■ Supplied records
Start

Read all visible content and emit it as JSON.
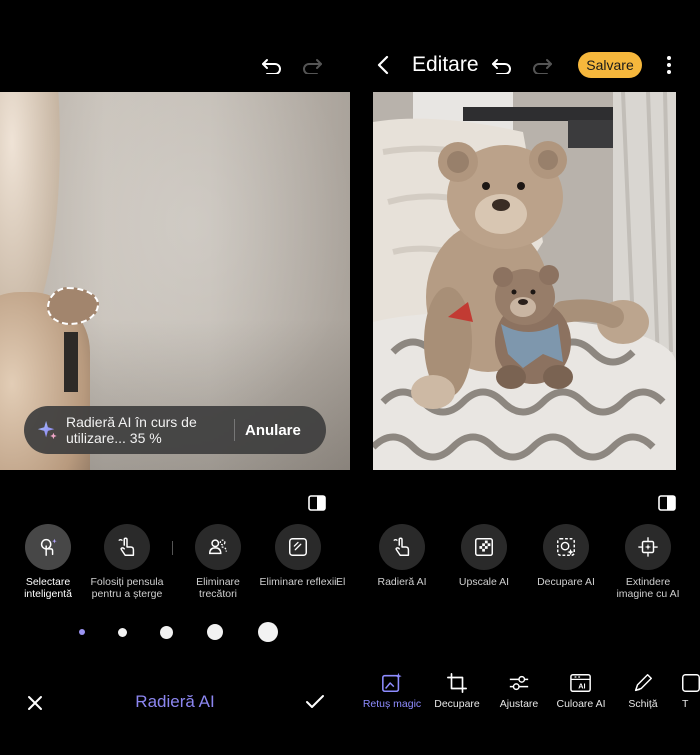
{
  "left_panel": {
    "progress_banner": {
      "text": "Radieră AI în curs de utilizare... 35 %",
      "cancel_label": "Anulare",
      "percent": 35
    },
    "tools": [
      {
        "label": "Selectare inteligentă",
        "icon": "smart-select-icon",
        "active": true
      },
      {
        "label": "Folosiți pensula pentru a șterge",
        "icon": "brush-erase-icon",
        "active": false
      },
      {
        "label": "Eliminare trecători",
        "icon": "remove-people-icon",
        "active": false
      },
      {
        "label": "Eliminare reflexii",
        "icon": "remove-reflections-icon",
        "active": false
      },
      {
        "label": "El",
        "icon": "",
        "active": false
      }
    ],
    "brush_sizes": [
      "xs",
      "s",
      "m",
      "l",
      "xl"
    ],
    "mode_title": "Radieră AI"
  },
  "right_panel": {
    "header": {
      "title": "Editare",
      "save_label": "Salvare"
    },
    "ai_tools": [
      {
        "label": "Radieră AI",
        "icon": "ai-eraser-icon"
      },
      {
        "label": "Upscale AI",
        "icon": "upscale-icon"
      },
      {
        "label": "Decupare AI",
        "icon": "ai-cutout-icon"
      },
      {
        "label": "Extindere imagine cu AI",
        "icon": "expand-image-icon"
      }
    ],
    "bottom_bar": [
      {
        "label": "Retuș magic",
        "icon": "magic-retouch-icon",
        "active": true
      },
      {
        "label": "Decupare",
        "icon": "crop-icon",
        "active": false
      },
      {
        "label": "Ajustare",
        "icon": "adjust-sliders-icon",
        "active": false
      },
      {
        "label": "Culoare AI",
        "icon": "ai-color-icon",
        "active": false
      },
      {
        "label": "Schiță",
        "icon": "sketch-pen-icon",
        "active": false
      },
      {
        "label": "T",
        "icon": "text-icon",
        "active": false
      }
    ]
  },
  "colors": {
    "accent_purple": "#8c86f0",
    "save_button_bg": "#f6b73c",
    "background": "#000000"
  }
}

End

■ Exercise task
Every entry must be transcribed exactly. Pictures do not belong in the copy.

■ Exercise response
Read all visible content and emit it as JSON.
{
  "left_panel": {
    "progress_banner": {
      "text": "Radieră AI în curs de utilizare... 35 %",
      "cancel_label": "Anulare",
      "percent": 35
    },
    "tools": [
      {
        "label": "Selectare inteligentă",
        "icon": "smart-select-icon",
        "active": true
      },
      {
        "label": "Folosiți pensula pentru a șterge",
        "icon": "brush-erase-icon",
        "active": false
      },
      {
        "label": "Eliminare trecători",
        "icon": "remove-people-icon",
        "active": false
      },
      {
        "label": "Eliminare reflexii",
        "icon": "remove-reflections-icon",
        "active": false
      },
      {
        "label": "El",
        "icon": "",
        "active": false
      }
    ],
    "brush_sizes": [
      "xs",
      "s",
      "m",
      "l",
      "xl"
    ],
    "mode_title": "Radieră AI"
  },
  "right_panel": {
    "header": {
      "title": "Editare",
      "save_label": "Salvare"
    },
    "ai_tools": [
      {
        "label": "Radieră AI",
        "icon": "ai-eraser-icon"
      },
      {
        "label": "Upscale AI",
        "icon": "upscale-icon"
      },
      {
        "label": "Decupare AI",
        "icon": "ai-cutout-icon"
      },
      {
        "label": "Extindere imagine cu AI",
        "icon": "expand-image-icon"
      }
    ],
    "bottom_bar": [
      {
        "label": "Retuș magic",
        "icon": "magic-retouch-icon",
        "active": true
      },
      {
        "label": "Decupare",
        "icon": "crop-icon",
        "active": false
      },
      {
        "label": "Ajustare",
        "icon": "adjust-sliders-icon",
        "active": false
      },
      {
        "label": "Culoare AI",
        "icon": "ai-color-icon",
        "active": false
      },
      {
        "label": "Schiță",
        "icon": "sketch-pen-icon",
        "active": false
      },
      {
        "label": "T",
        "icon": "text-icon",
        "active": false
      }
    ]
  },
  "colors": {
    "accent_purple": "#8c86f0",
    "save_button_bg": "#f6b73c",
    "background": "#000000"
  }
}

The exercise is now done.